RECORDS SHOWN:
------

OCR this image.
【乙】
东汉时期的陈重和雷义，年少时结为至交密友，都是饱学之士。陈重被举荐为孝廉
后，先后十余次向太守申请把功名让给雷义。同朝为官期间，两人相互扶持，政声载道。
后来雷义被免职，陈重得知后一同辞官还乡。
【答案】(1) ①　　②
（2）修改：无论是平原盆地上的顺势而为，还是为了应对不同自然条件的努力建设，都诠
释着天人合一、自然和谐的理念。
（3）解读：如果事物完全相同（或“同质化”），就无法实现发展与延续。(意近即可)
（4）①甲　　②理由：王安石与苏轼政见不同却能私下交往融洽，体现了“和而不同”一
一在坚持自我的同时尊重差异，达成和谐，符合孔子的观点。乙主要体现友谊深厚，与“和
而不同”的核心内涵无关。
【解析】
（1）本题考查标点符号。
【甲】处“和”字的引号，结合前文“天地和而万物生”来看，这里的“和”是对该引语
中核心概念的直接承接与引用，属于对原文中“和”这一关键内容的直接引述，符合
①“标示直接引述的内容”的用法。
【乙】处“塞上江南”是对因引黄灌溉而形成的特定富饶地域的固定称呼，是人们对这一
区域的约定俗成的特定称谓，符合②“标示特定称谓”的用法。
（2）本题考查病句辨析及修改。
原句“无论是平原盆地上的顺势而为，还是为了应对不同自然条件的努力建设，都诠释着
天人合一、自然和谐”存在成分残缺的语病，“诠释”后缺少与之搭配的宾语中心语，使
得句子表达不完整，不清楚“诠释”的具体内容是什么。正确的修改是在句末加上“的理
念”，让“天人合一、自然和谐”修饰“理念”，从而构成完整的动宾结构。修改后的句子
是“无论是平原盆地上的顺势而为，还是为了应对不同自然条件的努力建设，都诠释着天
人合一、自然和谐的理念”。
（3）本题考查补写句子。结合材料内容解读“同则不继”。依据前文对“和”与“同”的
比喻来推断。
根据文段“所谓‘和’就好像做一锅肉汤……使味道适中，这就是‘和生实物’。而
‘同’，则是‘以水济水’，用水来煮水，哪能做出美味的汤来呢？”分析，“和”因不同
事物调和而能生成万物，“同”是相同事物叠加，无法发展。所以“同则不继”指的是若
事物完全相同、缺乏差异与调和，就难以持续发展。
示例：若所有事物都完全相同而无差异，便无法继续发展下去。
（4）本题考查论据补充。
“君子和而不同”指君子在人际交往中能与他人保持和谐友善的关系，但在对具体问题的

------

THE EXERCISE: Your task is to return the full listing exactly as it was given.

SOLUTION FOR THIS TASK:
OCR this image.
【乙】
东汉时期的陈重和雷义，年少时结为至交密友，都是饱学之士。陈重被举荐为孝廉
后，先后十余次向太守申请把功名让给雷义。同朝为官期间，两人相互扶持，政声载道。
后来雷义被免职，陈重得知后一同辞官还乡。
【答案】(1) ①　　②
（2）修改：无论是平原盆地上的顺势而为，还是为了应对不同自然条件的努力建设，都诠
释着天人合一、自然和谐的理念。
（3）解读：如果事物完全相同（或“同质化”），就无法实现发展与延续。(意近即可)
（4）①甲　　②理由：王安石与苏轼政见不同却能私下交往融洽，体现了“和而不同”一
一在坚持自我的同时尊重差异，达成和谐，符合孔子的观点。乙主要体现友谊深厚，与“和
而不同”的核心内涵无关。
【解析】
（1）本题考查标点符号。
【甲】处“和”字的引号，结合前文“天地和而万物生”来看，这里的“和”是对该引语
中核心概念的直接承接与引用，属于对原文中“和”这一关键内容的直接引述，符合
①“标示直接引述的内容”的用法。
【乙】处“塞上江南”是对因引黄灌溉而形成的特定富饶地域的固定称呼，是人们对这一
区域的约定俗成的特定称谓，符合②“标示特定称谓”的用法。
（2）本题考查病句辨析及修改。
原句“无论是平原盆地上的顺势而为，还是为了应对不同自然条件的努力建设，都诠释着
天人合一、自然和谐”存在成分残缺的语病，“诠释”后缺少与之搭配的宾语中心语，使
得句子表达不完整，不清楚“诠释”的具体内容是什么。正确的修改是在句末加上“的理
念”，让“天人合一、自然和谐”修饰“理念”，从而构成完整的动宾结构。修改后的句子
是“无论是平原盆地上的顺势而为，还是为了应对不同自然条件的努力建设，都诠释着天
人合一、自然和谐的理念”。
（3）本题考查补写句子。结合材料内容解读“同则不继”。依据前文对“和”与“同”的
比喻来推断。
根据文段“所谓‘和’就好像做一锅肉汤……使味道适中，这就是‘和生实物’。而
‘同’，则是‘以水济水’，用水来煮水，哪能做出美味的汤来呢？”分析，“和”因不同
事物调和而能生成万物，“同”是相同事物叠加，无法发展。所以“同则不继”指的是若
事物完全相同、缺乏差异与调和，就难以持续发展。
示例：若所有事物都完全相同而无差异，便无法继续发展下去。
（4）本题考查论据补充。
“君子和而不同”指君子在人际交往中能与他人保持和谐友善的关系，但在对具体问题的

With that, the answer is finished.